What the task requires:
Work out how many lines hold "Misura". Give the number and nothing else.

Records shown:
--- BEGIN ---

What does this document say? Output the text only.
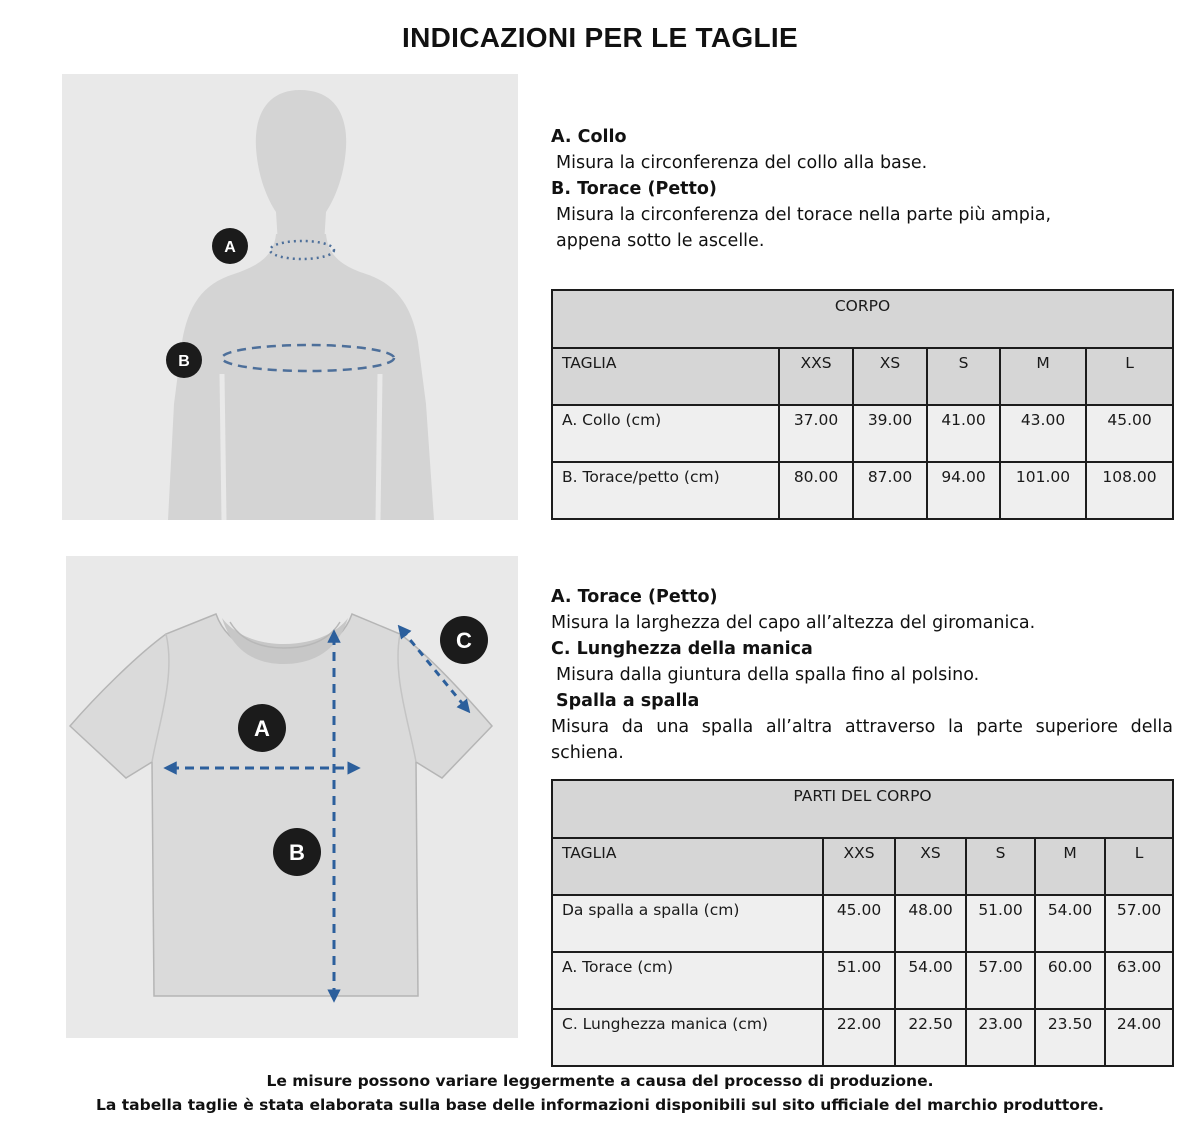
INDICAZIONI PER LE TAGLIE
A
B
A. Collo
Misura la circonferenza del collo alla base.
B. Torace (Petto)
Misura la circonferenza del torace nella parte più ampia, appena sotto le ascelle.
CORPO					
TAGLIA	XXS	XS	S	M	L
A. Collo (cm)	37.00	39.00	41.00	43.00	45.00
B. Torace/petto (cm)	80.00	87.00	94.00	101.00	108.00
A
B
C
A. Torace (Petto)
Misura la larghezza del capo all’altezza del giromanica.
C. Lunghezza della manica
Misura dalla giuntura della spalla fino al polsino.
Spalla a spalla
Misura da una spalla all’altra attraverso la parte superiore della
schiena.
PARTI DEL CORPO					
TAGLIA	XXS	XS	S	M	L
Da spalla a spalla (cm)	45.00	48.00	51.00	54.00	57.00
A. Torace (cm)	51.00	54.00	57.00	60.00	63.00
C. Lunghezza manica (cm)	22.00	22.50	23.00	23.50	24.00
Le misure possono variare leggermente a causa del processo di produzione.
La tabella taglie è stata elaborata sulla base delle informazioni disponibili sul sito ufficiale del marchio produttore.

--- END ---

Solution for this exercise:
5